Problem details: Every line of the records must be repeated exactly; pictures stay out.

Records provided:

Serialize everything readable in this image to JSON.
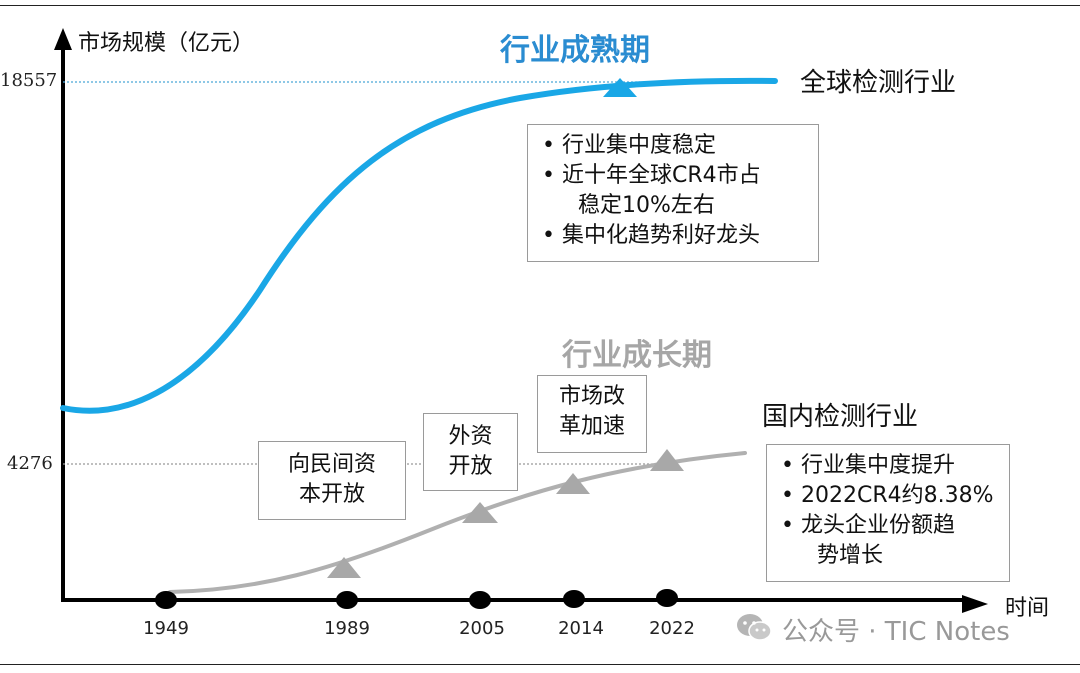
{
  "axes": {
    "y_label": "市场规模（亿元）",
    "x_label": "时间",
    "y_ticks": [
      "18557",
      "4276"
    ],
    "x_ticks": [
      "1949",
      "1989",
      "2005",
      "2014",
      "2022"
    ]
  },
  "global": {
    "phase_title": "行业成熟期",
    "series_name": "全球检测行业",
    "color": "#1aa7e6",
    "bullets": [
      "行业集中度稳定",
      "近十年全球CR4市占",
      "稳定10%左右",
      "集中化趋势利好龙头"
    ]
  },
  "domestic": {
    "phase_title": "行业成长期",
    "series_name": "国内检测行业",
    "color": "#b0b0b0",
    "bullets": [
      "行业集中度提升",
      "2022CR4约8.38%",
      "龙头企业份额趋",
      "势增长"
    ],
    "milestones": [
      {
        "line1": "向民间资",
        "line2": "本开放"
      },
      {
        "line1": "外资",
        "line2": "开放"
      },
      {
        "line1": "市场改",
        "line2": "革加速"
      }
    ]
  },
  "watermark": "公众号 · TIC Notes"
}
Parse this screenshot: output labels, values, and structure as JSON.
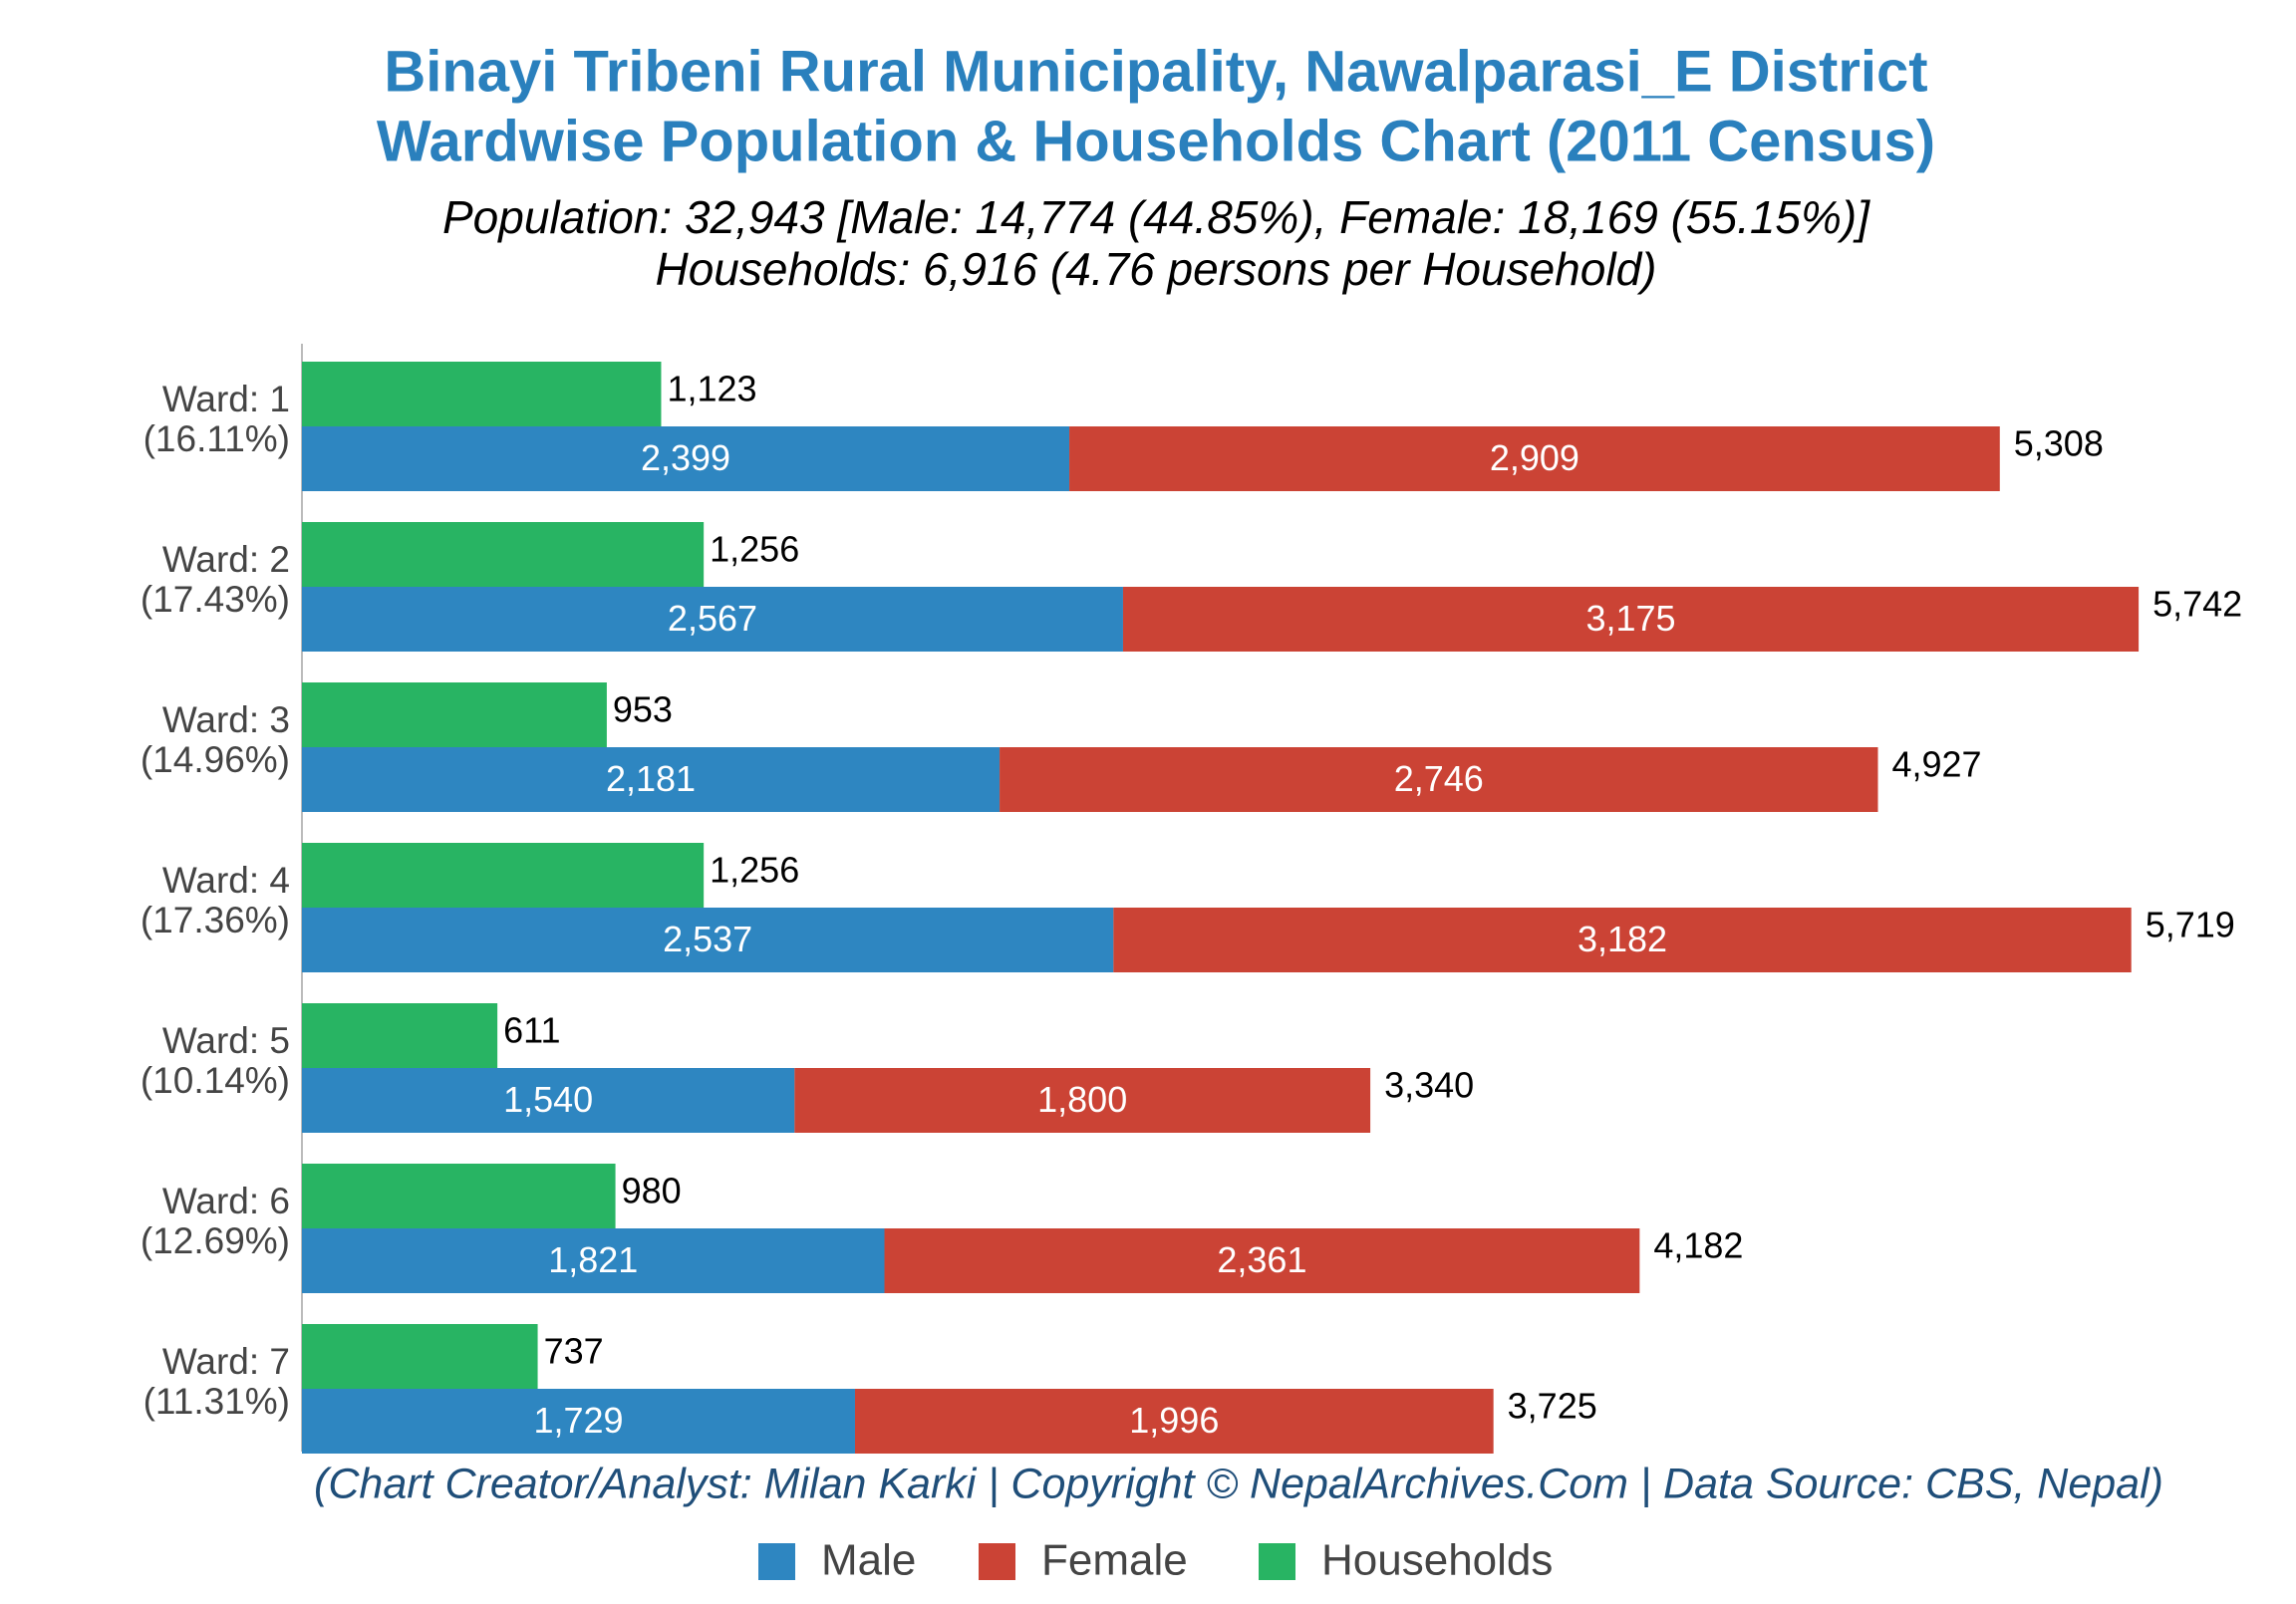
{
  "chart_data": {
    "type": "bar",
    "orientation": "horizontal",
    "title": "Binayi Tribeni Rural Municipality, Nawalparasi_E District",
    "title2": "Wardwise Population & Households Chart (2011 Census)",
    "subtitle": "Population: 32,943 [Male: 14,774 (44.85%), Female: 18,169 (55.15%)]",
    "subtitle2": "Households: 6,916 (4.76 persons per Household)",
    "credit": "(Chart Creator/Analyst: Milan Karki | Copyright © NepalArchives.Com | Data Source: CBS, Nepal)",
    "categories": [
      "Ward: 1",
      "Ward: 2",
      "Ward: 3",
      "Ward: 4",
      "Ward: 5",
      "Ward: 6",
      "Ward: 7"
    ],
    "category_shares": [
      "(16.11%)",
      "(17.43%)",
      "(14.96%)",
      "(17.36%)",
      "(10.14%)",
      "(12.69%)",
      "(11.31%)"
    ],
    "xlim": [
      0,
      6100
    ],
    "series": [
      {
        "name": "Male",
        "color": "#2e86c1",
        "stack": "population",
        "values": [
          2399,
          2567,
          2181,
          2537,
          1540,
          1821,
          1729
        ],
        "value_labels": [
          "2,399",
          "2,567",
          "2,181",
          "2,537",
          "1,540",
          "1,821",
          "1,729"
        ]
      },
      {
        "name": "Female",
        "color": "#cb4335",
        "stack": "population",
        "values": [
          2909,
          3175,
          2746,
          3182,
          1800,
          2361,
          1996
        ],
        "value_labels": [
          "2,909",
          "3,175",
          "2,746",
          "3,182",
          "1,800",
          "2,361",
          "1,996"
        ]
      },
      {
        "name": "Households",
        "color": "#28b463",
        "stack": "households",
        "values": [
          1123,
          1256,
          953,
          1256,
          611,
          980,
          737
        ],
        "value_labels": [
          "1,123",
          "1,256",
          "953",
          "1,256",
          "611",
          "980",
          "737"
        ]
      }
    ],
    "totals": [
      5308,
      5742,
      4927,
      5719,
      3340,
      4182,
      3725
    ],
    "total_labels": [
      "5,308",
      "5,742",
      "4,927",
      "5,719",
      "3,340",
      "4,182",
      "3,725"
    ],
    "legend": "bottom"
  }
}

Exercise output:
Serialize everything readable in this image to JSON.
{
  "axes": {
    "y_label": "市场规模（亿元）",
    "x_label": "时间",
    "y_ticks": [
      "18557",
      "4276"
    ],
    "x_ticks": [
      "1949",
      "1989",
      "2005",
      "2014",
      "2022"
    ]
  },
  "global": {
    "phase_title": "行业成熟期",
    "series_name": "全球检测行业",
    "color": "#1aa7e6",
    "bullets": [
      "行业集中度稳定",
      "近十年全球CR4市占",
      "稳定10%左右",
      "集中化趋势利好龙头"
    ]
  },
  "domestic": {
    "phase_title": "行业成长期",
    "series_name": "国内检测行业",
    "color": "#b0b0b0",
    "bullets": [
      "行业集中度提升",
      "2022CR4约8.38%",
      "龙头企业份额趋",
      "势增长"
    ],
    "milestones": [
      {
        "line1": "向民间资",
        "line2": "本开放"
      },
      {
        "line1": "外资",
        "line2": "开放"
      },
      {
        "line1": "市场改",
        "line2": "革加速"
      }
    ]
  },
  "watermark": "公众号 · TIC Notes"
}
Parse this screenshot: output labels, values, and structure as JSON.
{
  "chart_data": {
    "type": "bar",
    "orientation": "horizontal",
    "title": "Binayi Tribeni Rural Municipality, Nawalparasi_E District",
    "title2": "Wardwise Population & Households Chart (2011 Census)",
    "subtitle": "Population: 32,943 [Male: 14,774 (44.85%), Female: 18,169 (55.15%)]",
    "subtitle2": "Households: 6,916 (4.76 persons per Household)",
    "credit": "(Chart Creator/Analyst: Milan Karki | Copyright © NepalArchives.Com | Data Source: CBS, Nepal)",
    "categories": [
      "Ward: 1",
      "Ward: 2",
      "Ward: 3",
      "Ward: 4",
      "Ward: 5",
      "Ward: 6",
      "Ward: 7"
    ],
    "category_shares": [
      "(16.11%)",
      "(17.43%)",
      "(14.96%)",
      "(17.36%)",
      "(10.14%)",
      "(12.69%)",
      "(11.31%)"
    ],
    "xlim": [
      0,
      6100
    ],
    "series": [
      {
        "name": "Male",
        "color": "#2e86c1",
        "stack": "population",
        "values": [
          2399,
          2567,
          2181,
          2537,
          1540,
          1821,
          1729
        ],
        "value_labels": [
          "2,399",
          "2,567",
          "2,181",
          "2,537",
          "1,540",
          "1,821",
          "1,729"
        ]
      },
      {
        "name": "Female",
        "color": "#cb4335",
        "stack": "population",
        "values": [
          2909,
          3175,
          2746,
          3182,
          1800,
          2361,
          1996
        ],
        "value_labels": [
          "2,909",
          "3,175",
          "2,746",
          "3,182",
          "1,800",
          "2,361",
          "1,996"
        ]
      },
      {
        "name": "Households",
        "color": "#28b463",
        "stack": "households",
        "values": [
          1123,
          1256,
          953,
          1256,
          611,
          980,
          737
        ],
        "value_labels": [
          "1,123",
          "1,256",
          "953",
          "1,256",
          "611",
          "980",
          "737"
        ]
      }
    ],
    "totals": [
      5308,
      5742,
      4927,
      5719,
      3340,
      4182,
      3725
    ],
    "total_labels": [
      "5,308",
      "5,742",
      "4,927",
      "5,719",
      "3,340",
      "4,182",
      "3,725"
    ],
    "legend": "bottom"
  }
}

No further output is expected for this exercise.